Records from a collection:
▽

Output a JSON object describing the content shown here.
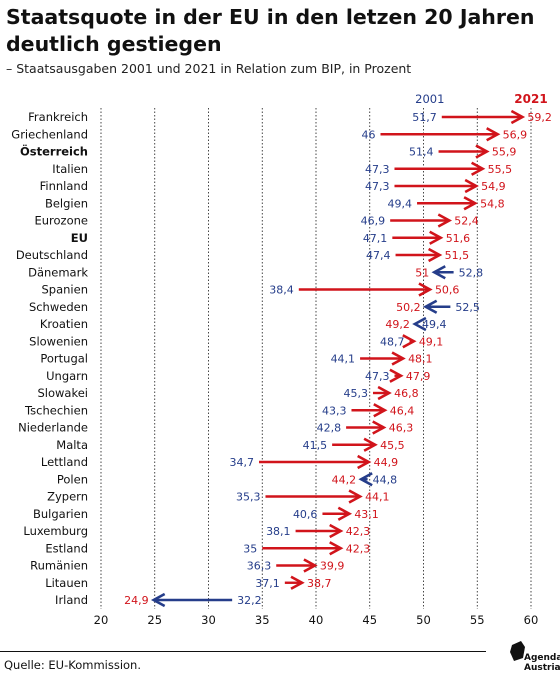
{
  "header": {
    "title": "Staatsquote in der EU in den letzen 20 Jahren deutlich gestiegen",
    "subtitle": "– Staatsausgaben 2001 und 2021 in Relation zum BIP, in Prozent"
  },
  "footer": {
    "source": "Quelle: EU-Kommission."
  },
  "logo": {
    "line1": "Agenda",
    "line2": "Austria"
  },
  "colors": {
    "series_2001": "#253d8a",
    "series_2021": "#d1141b",
    "grid": "#1a1a1a",
    "text": "#111111"
  },
  "chart_data": {
    "type": "dumbbell",
    "xlim": [
      20,
      60
    ],
    "x_ticks": [
      20,
      25,
      30,
      35,
      40,
      45,
      50,
      55,
      60
    ],
    "grid": true,
    "legend": [
      {
        "label": "2001",
        "color": "#253d8a"
      },
      {
        "label": "2021",
        "color": "#d1141b"
      }
    ],
    "rows": [
      {
        "country": "Frankreich",
        "bold": false,
        "v2001": 51.7,
        "v2021": 59.2,
        "l2001": "51,7",
        "l2021": "59,2"
      },
      {
        "country": "Griechenland",
        "bold": false,
        "v2001": 46,
        "v2021": 56.9,
        "l2001": "46",
        "l2021": "56,9"
      },
      {
        "country": "Österreich",
        "bold": true,
        "v2001": 51.4,
        "v2021": 55.9,
        "l2001": "51,4",
        "l2021": "55,9"
      },
      {
        "country": "Italien",
        "bold": false,
        "v2001": 47.3,
        "v2021": 55.5,
        "l2001": "47,3",
        "l2021": "55,5"
      },
      {
        "country": "Finnland",
        "bold": false,
        "v2001": 47.3,
        "v2021": 54.9,
        "l2001": "47,3",
        "l2021": "54,9"
      },
      {
        "country": "Belgien",
        "bold": false,
        "v2001": 49.4,
        "v2021": 54.8,
        "l2001": "49,4",
        "l2021": "54,8"
      },
      {
        "country": "Eurozone",
        "bold": false,
        "v2001": 46.9,
        "v2021": 52.4,
        "l2001": "46,9",
        "l2021": "52,4"
      },
      {
        "country": "EU",
        "bold": true,
        "v2001": 47.1,
        "v2021": 51.6,
        "l2001": "47,1",
        "l2021": "51,6"
      },
      {
        "country": "Deutschland",
        "bold": false,
        "v2001": 47.4,
        "v2021": 51.5,
        "l2001": "47,4",
        "l2021": "51,5"
      },
      {
        "country": "Dänemark",
        "bold": false,
        "v2001": 52.8,
        "v2021": 51,
        "l2001": "52,8",
        "l2021": "51"
      },
      {
        "country": "Spanien",
        "bold": false,
        "v2001": 38.4,
        "v2021": 50.6,
        "l2001": "38,4",
        "l2021": "50,6"
      },
      {
        "country": "Schweden",
        "bold": false,
        "v2001": 52.5,
        "v2021": 50.2,
        "l2001": "52,5",
        "l2021": "50,2"
      },
      {
        "country": "Kroatien",
        "bold": false,
        "v2001": 49.4,
        "v2021": 49.2,
        "l2001": "49,4",
        "l2021": "49,2"
      },
      {
        "country": "Slowenien",
        "bold": false,
        "v2001": 48.7,
        "v2021": 49.1,
        "l2001": "48,7",
        "l2021": "49,1"
      },
      {
        "country": "Portugal",
        "bold": false,
        "v2001": 44.1,
        "v2021": 48.1,
        "l2001": "44,1",
        "l2021": "48,1"
      },
      {
        "country": "Ungarn",
        "bold": false,
        "v2001": 47.3,
        "v2021": 47.9,
        "l2001": "47,3",
        "l2021": "47,9"
      },
      {
        "country": "Slowakei",
        "bold": false,
        "v2001": 45.3,
        "v2021": 46.8,
        "l2001": "45,3",
        "l2021": "46,8"
      },
      {
        "country": "Tschechien",
        "bold": false,
        "v2001": 43.3,
        "v2021": 46.4,
        "l2001": "43,3",
        "l2021": "46,4"
      },
      {
        "country": "Niederlande",
        "bold": false,
        "v2001": 42.8,
        "v2021": 46.3,
        "l2001": "42,8",
        "l2021": "46,3"
      },
      {
        "country": "Malta",
        "bold": false,
        "v2001": 41.5,
        "v2021": 45.5,
        "l2001": "41,5",
        "l2021": "45,5"
      },
      {
        "country": "Lettland",
        "bold": false,
        "v2001": 34.7,
        "v2021": 44.9,
        "l2001": "34,7",
        "l2021": "44,9"
      },
      {
        "country": "Polen",
        "bold": false,
        "v2001": 44.8,
        "v2021": 44.2,
        "l2001": "44,8",
        "l2021": "44,2"
      },
      {
        "country": "Zypern",
        "bold": false,
        "v2001": 35.3,
        "v2021": 44.1,
        "l2001": "35,3",
        "l2021": "44,1"
      },
      {
        "country": "Bulgarien",
        "bold": false,
        "v2001": 40.6,
        "v2021": 43.1,
        "l2001": "40,6",
        "l2021": "43,1"
      },
      {
        "country": "Luxemburg",
        "bold": false,
        "v2001": 38.1,
        "v2021": 42.3,
        "l2001": "38,1",
        "l2021": "42,3"
      },
      {
        "country": "Estland",
        "bold": false,
        "v2001": 35,
        "v2021": 42.3,
        "l2001": "35",
        "l2021": "42,3"
      },
      {
        "country": "Rumänien",
        "bold": false,
        "v2001": 36.3,
        "v2021": 39.9,
        "l2001": "36,3",
        "l2021": "39,9"
      },
      {
        "country": "Litauen",
        "bold": false,
        "v2001": 37.1,
        "v2021": 38.7,
        "l2001": "37,1",
        "l2021": "38,7"
      },
      {
        "country": "Irland",
        "bold": false,
        "v2001": 32.2,
        "v2021": 24.9,
        "l2001": "32,2",
        "l2021": "24,9"
      }
    ]
  }
}
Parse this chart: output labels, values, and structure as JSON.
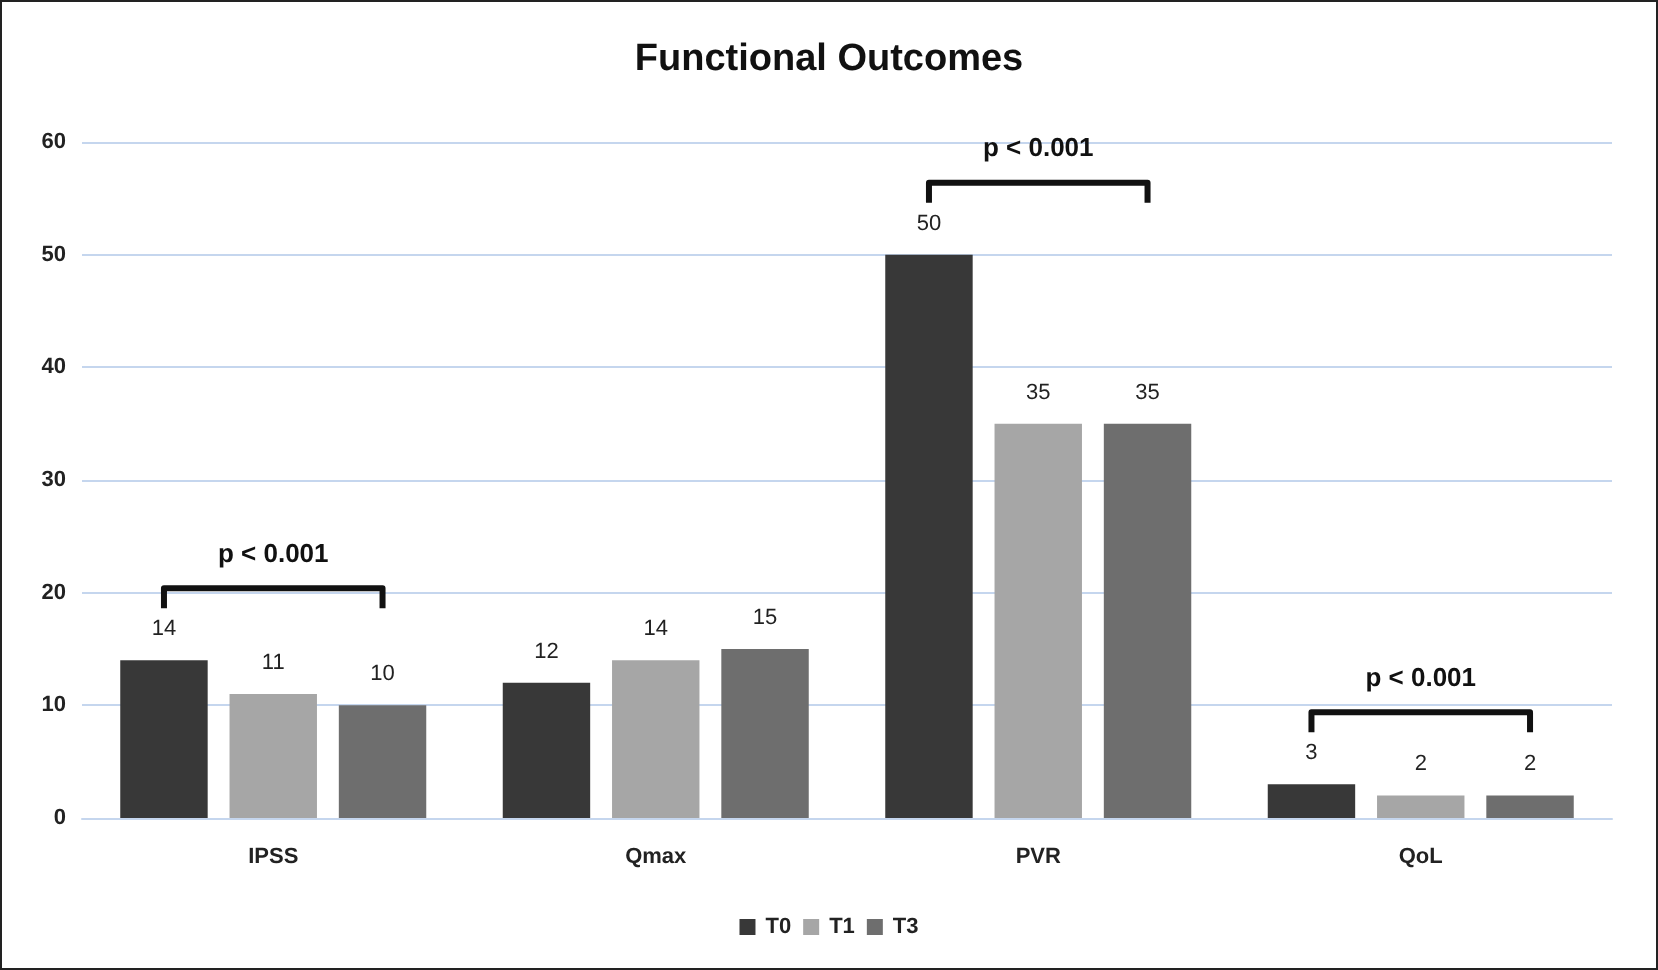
{
  "chart_data": {
    "type": "bar",
    "title": "Functional Outcomes",
    "categories": [
      "IPSS",
      "Qmax",
      "PVR",
      "QoL"
    ],
    "series": [
      {
        "name": "T0",
        "color": "#383838",
        "values": [
          14,
          12,
          50,
          3
        ]
      },
      {
        "name": "T1",
        "color": "#a6a6a6",
        "values": [
          11,
          14,
          35,
          2
        ]
      },
      {
        "name": "T3",
        "color": "#6e6e6e",
        "values": [
          10,
          15,
          35,
          2
        ]
      }
    ],
    "ylim": [
      0,
      60
    ],
    "yticks": [
      0,
      10,
      20,
      30,
      40,
      50,
      60
    ],
    "grid": "y",
    "legend": "bottom",
    "data_labels": true,
    "annotations": [
      "p < 0.001",
      "p < 0.001",
      "p < 0.001"
    ]
  }
}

△

Locate all lines that include the word "JSON" and copy them out.

Output a JSON object describing the content shown here.
Parse this chart: output labels, values, and structure as JSON.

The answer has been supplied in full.